# INPUT ROWS:

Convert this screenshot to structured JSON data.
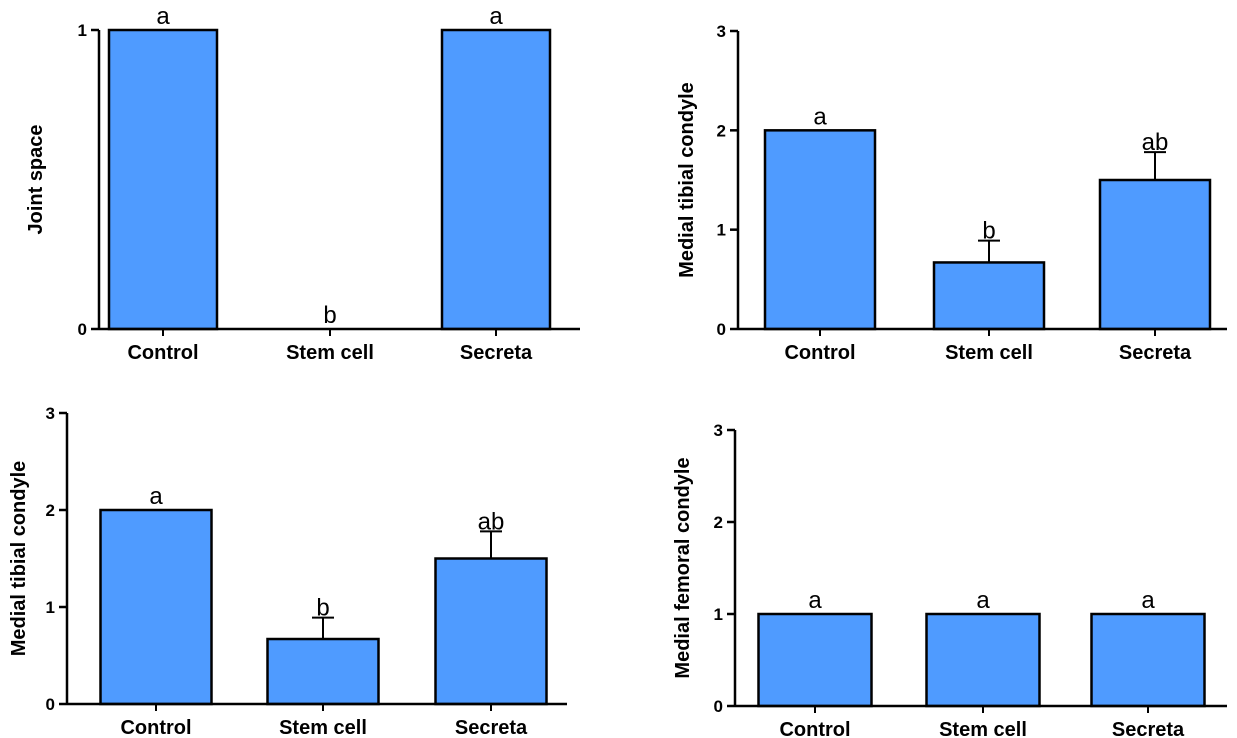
{
  "colors": {
    "bar_fill": "#4f9bff",
    "bar_stroke": "#000000",
    "axis": "#000000"
  },
  "chart_data": [
    {
      "type": "bar",
      "title": "",
      "xlabel": "",
      "ylabel": "Joint space",
      "categories": [
        "Control",
        "Stem cell",
        "Secreta"
      ],
      "values": [
        1,
        0,
        1
      ],
      "errors": [
        0,
        0,
        0
      ],
      "significance": [
        "a",
        "b",
        "a"
      ],
      "ylim": [
        0,
        1
      ],
      "yticks": [
        0,
        1
      ],
      "grid": false
    },
    {
      "type": "bar",
      "title": "",
      "xlabel": "",
      "ylabel": "Medial tibial condyle",
      "categories": [
        "Control",
        "Stem cell",
        "Secreta"
      ],
      "values": [
        2,
        0.67,
        1.5
      ],
      "errors": [
        0,
        0.22,
        0.28
      ],
      "significance": [
        "a",
        "b",
        "ab"
      ],
      "ylim": [
        0,
        3
      ],
      "yticks": [
        0,
        1,
        2,
        3
      ],
      "grid": false
    },
    {
      "type": "bar",
      "title": "",
      "xlabel": "",
      "ylabel": "Medial tibial condyle",
      "categories": [
        "Control",
        "Stem cell",
        "Secreta"
      ],
      "values": [
        2,
        0.67,
        1.5
      ],
      "errors": [
        0,
        0.22,
        0.28
      ],
      "significance": [
        "a",
        "b",
        "ab"
      ],
      "ylim": [
        0,
        3
      ],
      "yticks": [
        0,
        1,
        2,
        3
      ],
      "grid": false
    },
    {
      "type": "bar",
      "title": "",
      "xlabel": "",
      "ylabel": "Medial femoral condyle",
      "categories": [
        "Control",
        "Stem cell",
        "Secreta"
      ],
      "values": [
        1,
        1,
        1
      ],
      "errors": [
        0,
        0,
        0
      ],
      "significance": [
        "a",
        "a",
        "a"
      ],
      "ylim": [
        0,
        3
      ],
      "yticks": [
        0,
        1,
        2,
        3
      ],
      "grid": false
    }
  ]
}
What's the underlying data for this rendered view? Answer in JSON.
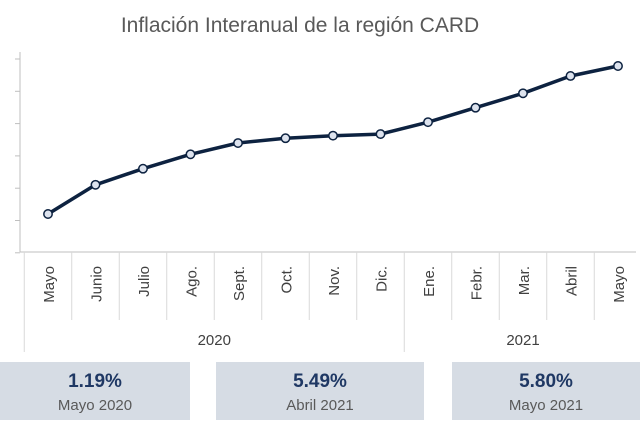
{
  "chart_data": {
    "type": "line",
    "title": "Inflación Interanual de la región CARD",
    "categories": [
      "Mayo",
      "Junio",
      "Julio",
      "Ago.",
      "Sept.",
      "Oct.",
      "Nov.",
      "Dic.",
      "Ene.",
      "Febr.",
      "Mar.",
      "Abril",
      "Mayo"
    ],
    "groups": [
      {
        "label": "2020",
        "count": 8
      },
      {
        "label": "2021",
        "count": 5
      }
    ],
    "series": [
      {
        "values": [
          1.19,
          2.1,
          2.6,
          3.05,
          3.4,
          3.55,
          3.63,
          3.68,
          4.05,
          4.5,
          4.95,
          5.49,
          5.8
        ]
      }
    ],
    "line_color": "#0d2240",
    "marker_fill": "#dde3ee",
    "grid": false
  },
  "stats": [
    {
      "value": "1.19%",
      "label": "Mayo 2020"
    },
    {
      "value": "5.49%",
      "label": "Abril 2021"
    },
    {
      "value": "5.80%",
      "label": "Mayo 2021"
    }
  ]
}
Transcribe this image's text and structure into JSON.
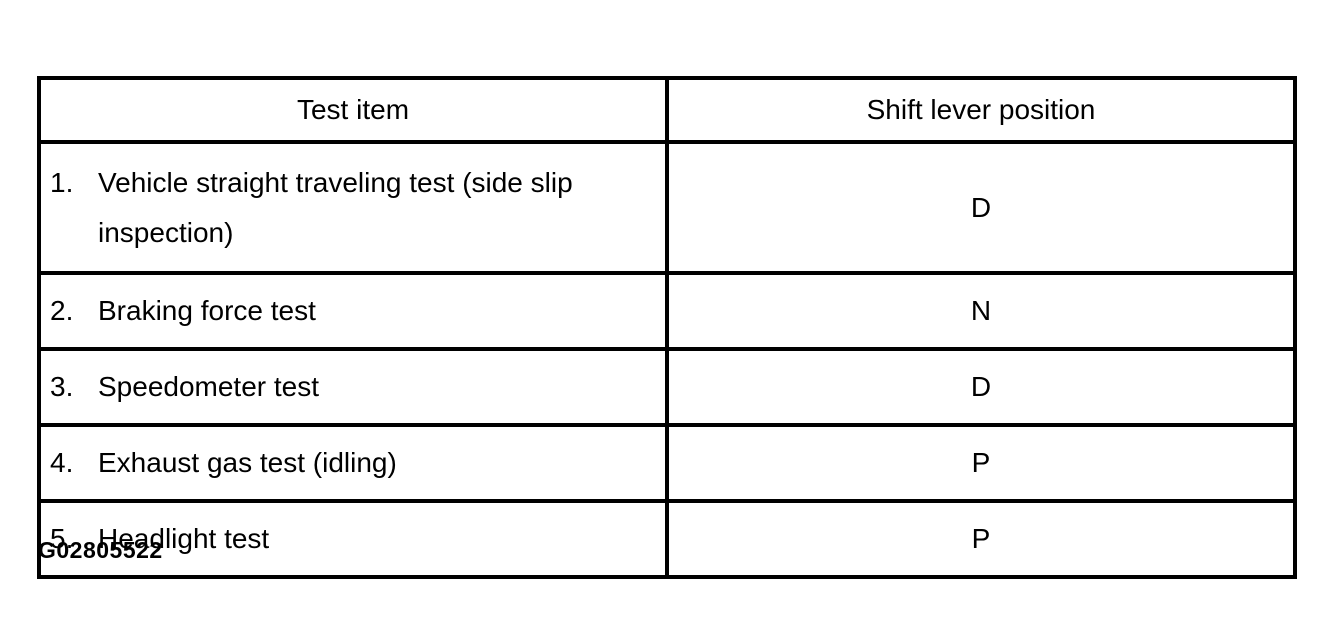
{
  "table": {
    "headers": {
      "test_item": "Test item",
      "shift_lever_position": "Shift lever position"
    },
    "rows": [
      {
        "num": "1.",
        "label": "Vehicle straight traveling test (side slip inspection)",
        "position": "D"
      },
      {
        "num": "2.",
        "label": "Braking force test",
        "position": "N"
      },
      {
        "num": "3.",
        "label": "Speedometer test",
        "position": "D"
      },
      {
        "num": "4.",
        "label": "Exhaust gas test (idling)",
        "position": "P"
      },
      {
        "num": "5.",
        "label": "Headlight test",
        "position": "P"
      }
    ]
  },
  "figure": {
    "caption": "G02805522"
  },
  "colors": {
    "border": "#000000",
    "background": "#ffffff",
    "text": "#000000"
  }
}
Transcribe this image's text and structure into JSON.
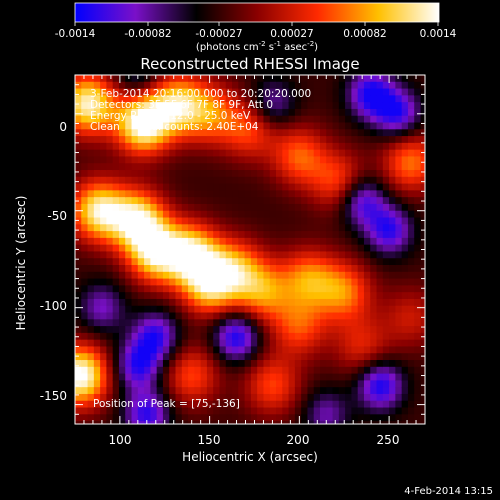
{
  "chart_data": {
    "type": "heatmap",
    "title": "Reconstructed RHESSI Image",
    "colorbar": {
      "ticks": [
        "-0.0014",
        "-0.00082",
        "-0.00027",
        "0.00027",
        "0.00082",
        "0.0014"
      ],
      "range": [
        -0.0014,
        0.0014
      ],
      "unit_parts": [
        "(photons cm",
        "-2",
        " s",
        "-1",
        " asec",
        "-2",
        ")"
      ],
      "colors": [
        "#0000ff",
        "#7a10c8",
        "#000000",
        "#8a0000",
        "#ff2a00",
        "#ffc000",
        "#ffffff"
      ]
    },
    "xlabel": "Heliocentric X (arcsec)",
    "ylabel": "Heliocentric Y (arcsec)",
    "xlim": [
      75,
      270
    ],
    "ylim": [
      -160,
      20
    ],
    "xticks": [
      100,
      150,
      200,
      250
    ],
    "yticks": [
      0,
      -50,
      -100,
      -150
    ],
    "annotations": [
      "3-Feb-2014 20:16:00.000 to 20:20:20.000",
      "Detectors: 3F 5F 6F 7F 8F 9F, Att 0",
      "Energy Range: 12.0 - 25.0 keV",
      "Clean     Total counts: 2.40E+04"
    ],
    "peak_label": "Position of Peak = [75,-136]",
    "hot_regions": [
      {
        "x": 82,
        "y": 5,
        "amp": 0.9
      },
      {
        "x": 113,
        "y": -5,
        "amp": 1.0
      },
      {
        "x": 132,
        "y": 5,
        "amp": 0.7
      },
      {
        "x": 150,
        "y": 0,
        "amp": 0.5
      },
      {
        "x": 172,
        "y": -8,
        "amp": 0.45
      },
      {
        "x": 200,
        "y": -22,
        "amp": 0.5
      },
      {
        "x": 222,
        "y": -35,
        "amp": 0.45
      },
      {
        "x": 88,
        "y": -50,
        "amp": 0.85
      },
      {
        "x": 110,
        "y": -55,
        "amp": 0.85
      },
      {
        "x": 120,
        "y": -72,
        "amp": 0.8
      },
      {
        "x": 140,
        "y": -72,
        "amp": 0.8
      },
      {
        "x": 150,
        "y": -88,
        "amp": 0.75
      },
      {
        "x": 165,
        "y": -80,
        "amp": 0.55
      },
      {
        "x": 180,
        "y": -92,
        "amp": 0.55
      },
      {
        "x": 205,
        "y": -85,
        "amp": 0.55
      },
      {
        "x": 225,
        "y": -92,
        "amp": 0.55
      },
      {
        "x": 200,
        "y": -110,
        "amp": 0.45
      },
      {
        "x": 185,
        "y": -140,
        "amp": 0.45
      },
      {
        "x": 140,
        "y": -135,
        "amp": 0.45
      },
      {
        "x": 235,
        "y": -120,
        "amp": 0.35
      },
      {
        "x": 78,
        "y": -135,
        "amp": 1.0
      },
      {
        "x": 262,
        "y": -25,
        "amp": 0.55
      },
      {
        "x": 262,
        "y": -105,
        "amp": 0.3
      }
    ],
    "cold_regions": [
      {
        "x": 240,
        "y": 10,
        "amp": 0.9
      },
      {
        "x": 255,
        "y": 0,
        "amp": 0.8
      },
      {
        "x": 235,
        "y": -45,
        "amp": 0.8
      },
      {
        "x": 250,
        "y": -60,
        "amp": 0.8
      },
      {
        "x": 245,
        "y": -140,
        "amp": 0.9
      },
      {
        "x": 120,
        "y": -115,
        "amp": 0.8
      },
      {
        "x": 165,
        "y": -115,
        "amp": 0.9
      },
      {
        "x": 110,
        "y": -130,
        "amp": 0.8
      },
      {
        "x": 115,
        "y": -155,
        "amp": 0.8
      },
      {
        "x": 90,
        "y": -100,
        "amp": 0.55
      },
      {
        "x": 185,
        "y": 5,
        "amp": 0.55
      },
      {
        "x": 215,
        "y": -155,
        "amp": 0.5
      },
      {
        "x": 110,
        "y": 20,
        "amp": 0.45
      }
    ]
  },
  "footer_date": "4-Feb-2014 13:15"
}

# PROBLEM REQUIREMENTS:
From the entries above, list each line with "Heliocentric" in it.

# REPLY TO THE TASK:
    "xlabel": "Heliocentric X (arcsec)",
    "ylabel": "Heliocentric Y (arcsec)",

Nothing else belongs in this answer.